=== GIVEN DATA ===

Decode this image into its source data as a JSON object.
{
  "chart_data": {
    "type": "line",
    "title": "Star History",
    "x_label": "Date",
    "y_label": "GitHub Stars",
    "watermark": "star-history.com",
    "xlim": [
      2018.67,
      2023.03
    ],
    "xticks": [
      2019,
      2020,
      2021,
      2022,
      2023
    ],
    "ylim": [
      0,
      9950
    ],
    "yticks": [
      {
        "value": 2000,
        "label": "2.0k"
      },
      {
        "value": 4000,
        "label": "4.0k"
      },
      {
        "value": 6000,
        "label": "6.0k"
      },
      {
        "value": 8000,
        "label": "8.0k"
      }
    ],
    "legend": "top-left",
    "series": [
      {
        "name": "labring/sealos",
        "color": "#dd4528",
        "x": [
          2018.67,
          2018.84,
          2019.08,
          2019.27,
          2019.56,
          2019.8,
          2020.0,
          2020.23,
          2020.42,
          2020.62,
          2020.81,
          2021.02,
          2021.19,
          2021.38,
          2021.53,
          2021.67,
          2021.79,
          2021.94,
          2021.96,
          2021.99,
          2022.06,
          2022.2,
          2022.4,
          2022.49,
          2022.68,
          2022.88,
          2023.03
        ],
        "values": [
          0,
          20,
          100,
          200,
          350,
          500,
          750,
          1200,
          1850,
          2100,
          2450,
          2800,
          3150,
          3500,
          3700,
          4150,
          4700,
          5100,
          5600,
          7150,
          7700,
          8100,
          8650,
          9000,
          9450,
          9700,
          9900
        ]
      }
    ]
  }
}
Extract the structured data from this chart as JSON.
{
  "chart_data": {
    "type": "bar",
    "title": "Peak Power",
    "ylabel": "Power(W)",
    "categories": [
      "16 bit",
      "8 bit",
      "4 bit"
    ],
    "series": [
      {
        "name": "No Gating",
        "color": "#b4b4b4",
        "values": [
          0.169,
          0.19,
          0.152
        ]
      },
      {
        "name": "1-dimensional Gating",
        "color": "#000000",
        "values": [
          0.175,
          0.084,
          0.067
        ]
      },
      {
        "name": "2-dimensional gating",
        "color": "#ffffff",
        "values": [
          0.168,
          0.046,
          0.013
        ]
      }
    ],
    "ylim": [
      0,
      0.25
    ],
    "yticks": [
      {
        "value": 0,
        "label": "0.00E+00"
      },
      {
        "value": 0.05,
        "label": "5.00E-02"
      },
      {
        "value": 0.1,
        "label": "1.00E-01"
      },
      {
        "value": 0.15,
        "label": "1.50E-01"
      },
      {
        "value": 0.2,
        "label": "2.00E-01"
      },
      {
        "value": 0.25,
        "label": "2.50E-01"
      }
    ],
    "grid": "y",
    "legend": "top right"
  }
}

===

- **WHAT TO WORK ON**
What do the records say? Quote them all exactly.

- **FULL RESPONSE**
Decode this image into its source data as a JSON object.
{
  "chart_data": {
    "type": "line",
    "title": "Star History",
    "x_label": "Date",
    "y_label": "GitHub Stars",
    "watermark": "star-history.com",
    "xlim": [
      2018.67,
      2023.03
    ],
    "xticks": [
      2019,
      2020,
      2021,
      2022,
      2023
    ],
    "ylim": [
      0,
      9950
    ],
    "yticks": [
      {
        "value": 2000,
        "label": "2.0k"
      },
      {
        "value": 4000,
        "label": "4.0k"
      },
      {
        "value": 6000,
        "label": "6.0k"
      },
      {
        "value": 8000,
        "label": "8.0k"
      }
    ],
    "legend": "top-left",
    "series": [
      {
        "name": "labring/sealos",
        "color": "#dd4528",
        "x": [
          2018.67,
          2018.84,
          2019.08,
          2019.27,
          2019.56,
          2019.8,
          2020.0,
          2020.23,
          2020.42,
          2020.62,
          2020.81,
          2021.02,
          2021.19,
          2021.38,
          2021.53,
          2021.67,
          2021.79,
          2021.94,
          2021.96,
          2021.99,
          2022.06,
          2022.2,
          2022.4,
          2022.49,
          2022.68,
          2022.88,
          2023.03
        ],
        "values": [
          0,
          20,
          100,
          200,
          350,
          500,
          750,
          1200,
          1850,
          2100,
          2450,
          2800,
          3150,
          3500,
          3700,
          4150,
          4700,
          5100,
          5600,
          7150,
          7700,
          8100,
          8650,
          9000,
          9450,
          9700,
          9900
        ]
      }
    ]
  }
}
Extract the structured data from this chart as JSON.
{
  "chart_data": {
    "type": "bar",
    "title": "Peak Power",
    "ylabel": "Power(W)",
    "categories": [
      "16 bit",
      "8 bit",
      "4 bit"
    ],
    "series": [
      {
        "name": "No Gating",
        "color": "#b4b4b4",
        "values": [
          0.169,
          0.19,
          0.152
        ]
      },
      {
        "name": "1-dimensional Gating",
        "color": "#000000",
        "values": [
          0.175,
          0.084,
          0.067
        ]
      },
      {
        "name": "2-dimensional gating",
        "color": "#ffffff",
        "values": [
          0.168,
          0.046,
          0.013
        ]
      }
    ],
    "ylim": [
      0,
      0.25
    ],
    "yticks": [
      {
        "value": 0,
        "label": "0.00E+00"
      },
      {
        "value": 0.05,
        "label": "5.00E-02"
      },
      {
        "value": 0.1,
        "label": "1.00E-01"
      },
      {
        "value": 0.15,
        "label": "1.50E-01"
      },
      {
        "value": 0.2,
        "label": "2.00E-01"
      },
      {
        "value": 0.25,
        "label": "2.50E-01"
      }
    ],
    "grid": "y",
    "legend": "top right"
  }
}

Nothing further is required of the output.